╭──

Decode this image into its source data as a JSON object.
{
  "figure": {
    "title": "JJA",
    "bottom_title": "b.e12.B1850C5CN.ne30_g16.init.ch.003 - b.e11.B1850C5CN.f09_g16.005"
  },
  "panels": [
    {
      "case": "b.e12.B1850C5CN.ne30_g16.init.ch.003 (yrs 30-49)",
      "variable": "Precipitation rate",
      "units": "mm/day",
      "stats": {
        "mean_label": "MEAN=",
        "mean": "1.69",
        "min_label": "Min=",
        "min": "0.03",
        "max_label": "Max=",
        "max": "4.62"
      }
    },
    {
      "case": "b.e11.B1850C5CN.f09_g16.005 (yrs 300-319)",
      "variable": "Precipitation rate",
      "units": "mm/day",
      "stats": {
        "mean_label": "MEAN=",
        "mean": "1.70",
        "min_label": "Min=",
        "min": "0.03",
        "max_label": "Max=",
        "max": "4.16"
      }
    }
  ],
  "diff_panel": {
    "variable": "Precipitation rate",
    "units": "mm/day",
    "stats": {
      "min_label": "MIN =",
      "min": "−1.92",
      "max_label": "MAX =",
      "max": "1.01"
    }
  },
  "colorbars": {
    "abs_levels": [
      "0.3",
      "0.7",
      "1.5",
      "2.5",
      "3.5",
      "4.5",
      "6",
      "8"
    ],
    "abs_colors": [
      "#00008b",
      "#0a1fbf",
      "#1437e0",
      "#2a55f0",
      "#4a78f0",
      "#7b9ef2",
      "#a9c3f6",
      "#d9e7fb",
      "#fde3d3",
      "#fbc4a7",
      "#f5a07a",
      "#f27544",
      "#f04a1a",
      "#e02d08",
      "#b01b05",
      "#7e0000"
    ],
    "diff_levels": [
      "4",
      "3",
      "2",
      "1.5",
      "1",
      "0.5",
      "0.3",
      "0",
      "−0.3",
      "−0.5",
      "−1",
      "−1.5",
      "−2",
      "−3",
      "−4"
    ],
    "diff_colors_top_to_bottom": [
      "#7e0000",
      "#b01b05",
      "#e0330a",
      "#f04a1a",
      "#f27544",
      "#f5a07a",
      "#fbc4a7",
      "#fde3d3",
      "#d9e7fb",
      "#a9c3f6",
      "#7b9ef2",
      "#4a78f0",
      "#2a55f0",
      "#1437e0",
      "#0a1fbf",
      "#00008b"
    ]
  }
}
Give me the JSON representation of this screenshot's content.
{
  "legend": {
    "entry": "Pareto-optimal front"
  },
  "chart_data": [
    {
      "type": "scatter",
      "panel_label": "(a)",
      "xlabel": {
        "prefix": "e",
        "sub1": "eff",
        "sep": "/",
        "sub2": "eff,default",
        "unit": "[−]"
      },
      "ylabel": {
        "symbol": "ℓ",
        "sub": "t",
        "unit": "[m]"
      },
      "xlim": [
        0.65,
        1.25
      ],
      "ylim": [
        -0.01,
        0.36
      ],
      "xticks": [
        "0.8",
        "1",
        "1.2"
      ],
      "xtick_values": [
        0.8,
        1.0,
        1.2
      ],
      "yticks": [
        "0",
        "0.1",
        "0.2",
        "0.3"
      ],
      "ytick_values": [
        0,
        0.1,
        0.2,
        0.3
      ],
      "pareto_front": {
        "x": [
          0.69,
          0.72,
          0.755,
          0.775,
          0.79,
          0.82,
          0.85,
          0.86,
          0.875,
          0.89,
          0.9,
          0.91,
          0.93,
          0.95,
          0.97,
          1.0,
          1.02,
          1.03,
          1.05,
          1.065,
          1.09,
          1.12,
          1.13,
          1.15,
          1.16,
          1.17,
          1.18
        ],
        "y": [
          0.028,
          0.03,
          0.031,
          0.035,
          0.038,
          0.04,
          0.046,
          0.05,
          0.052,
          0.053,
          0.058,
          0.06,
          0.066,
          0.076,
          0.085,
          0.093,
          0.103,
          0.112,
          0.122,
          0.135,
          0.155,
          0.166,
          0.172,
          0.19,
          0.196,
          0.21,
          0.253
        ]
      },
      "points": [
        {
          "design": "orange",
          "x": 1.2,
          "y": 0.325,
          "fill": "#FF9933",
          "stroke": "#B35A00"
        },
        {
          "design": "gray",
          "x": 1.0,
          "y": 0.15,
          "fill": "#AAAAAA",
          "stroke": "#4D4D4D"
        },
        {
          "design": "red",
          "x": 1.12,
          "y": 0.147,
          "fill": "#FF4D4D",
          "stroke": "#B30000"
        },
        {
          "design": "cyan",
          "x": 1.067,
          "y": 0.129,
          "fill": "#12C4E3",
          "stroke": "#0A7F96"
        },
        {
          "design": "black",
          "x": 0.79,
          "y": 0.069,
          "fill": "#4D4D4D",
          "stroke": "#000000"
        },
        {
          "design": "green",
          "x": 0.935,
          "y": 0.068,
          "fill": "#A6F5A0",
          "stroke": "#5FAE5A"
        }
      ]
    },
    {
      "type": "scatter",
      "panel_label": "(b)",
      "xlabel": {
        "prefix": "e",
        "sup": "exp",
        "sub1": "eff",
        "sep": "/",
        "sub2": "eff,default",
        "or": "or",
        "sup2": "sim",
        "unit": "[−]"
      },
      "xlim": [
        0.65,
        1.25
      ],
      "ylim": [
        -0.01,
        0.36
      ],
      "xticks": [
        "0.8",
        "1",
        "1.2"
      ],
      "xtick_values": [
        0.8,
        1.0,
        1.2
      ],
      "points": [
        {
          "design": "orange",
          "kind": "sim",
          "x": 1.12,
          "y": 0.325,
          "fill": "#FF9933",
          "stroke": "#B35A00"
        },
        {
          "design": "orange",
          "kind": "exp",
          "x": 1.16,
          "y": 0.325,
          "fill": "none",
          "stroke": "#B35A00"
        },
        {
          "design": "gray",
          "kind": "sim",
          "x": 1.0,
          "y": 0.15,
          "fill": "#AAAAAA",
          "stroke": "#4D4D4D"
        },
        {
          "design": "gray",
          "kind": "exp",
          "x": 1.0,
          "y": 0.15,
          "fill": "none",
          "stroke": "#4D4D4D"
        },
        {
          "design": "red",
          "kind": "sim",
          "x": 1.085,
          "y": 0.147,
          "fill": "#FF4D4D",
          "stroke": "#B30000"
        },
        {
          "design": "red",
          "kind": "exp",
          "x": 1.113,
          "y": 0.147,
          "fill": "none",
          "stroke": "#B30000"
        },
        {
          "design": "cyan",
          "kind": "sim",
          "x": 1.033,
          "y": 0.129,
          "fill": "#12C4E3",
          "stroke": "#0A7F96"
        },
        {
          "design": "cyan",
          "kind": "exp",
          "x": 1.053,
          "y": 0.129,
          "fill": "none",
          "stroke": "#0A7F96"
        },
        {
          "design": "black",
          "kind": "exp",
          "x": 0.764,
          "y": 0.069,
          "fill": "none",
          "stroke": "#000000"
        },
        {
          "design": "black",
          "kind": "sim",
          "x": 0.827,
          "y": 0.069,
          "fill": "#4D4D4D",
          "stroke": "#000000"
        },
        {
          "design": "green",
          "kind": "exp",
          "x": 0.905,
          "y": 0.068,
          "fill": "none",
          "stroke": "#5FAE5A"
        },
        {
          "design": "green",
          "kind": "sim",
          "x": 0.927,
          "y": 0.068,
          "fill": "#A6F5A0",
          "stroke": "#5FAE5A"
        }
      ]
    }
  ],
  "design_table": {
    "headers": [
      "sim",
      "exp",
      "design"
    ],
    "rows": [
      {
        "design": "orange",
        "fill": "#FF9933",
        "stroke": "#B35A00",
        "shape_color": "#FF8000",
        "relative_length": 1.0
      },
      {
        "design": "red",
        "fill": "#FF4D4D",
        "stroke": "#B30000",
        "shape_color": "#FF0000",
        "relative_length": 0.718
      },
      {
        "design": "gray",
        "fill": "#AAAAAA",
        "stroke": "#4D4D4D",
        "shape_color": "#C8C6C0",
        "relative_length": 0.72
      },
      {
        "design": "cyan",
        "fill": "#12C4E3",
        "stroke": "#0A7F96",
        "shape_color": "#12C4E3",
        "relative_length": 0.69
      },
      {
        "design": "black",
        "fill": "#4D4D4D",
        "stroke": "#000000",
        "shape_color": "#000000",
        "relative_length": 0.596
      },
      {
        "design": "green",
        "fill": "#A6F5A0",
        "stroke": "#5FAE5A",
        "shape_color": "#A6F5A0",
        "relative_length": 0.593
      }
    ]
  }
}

╰──

SET TASK> Identify every line where the string "this" appears.

EXERCISE RESPONSE>
Decode this image into its source data as a JSON object.
Give me the JSON representation of this screenshot's content.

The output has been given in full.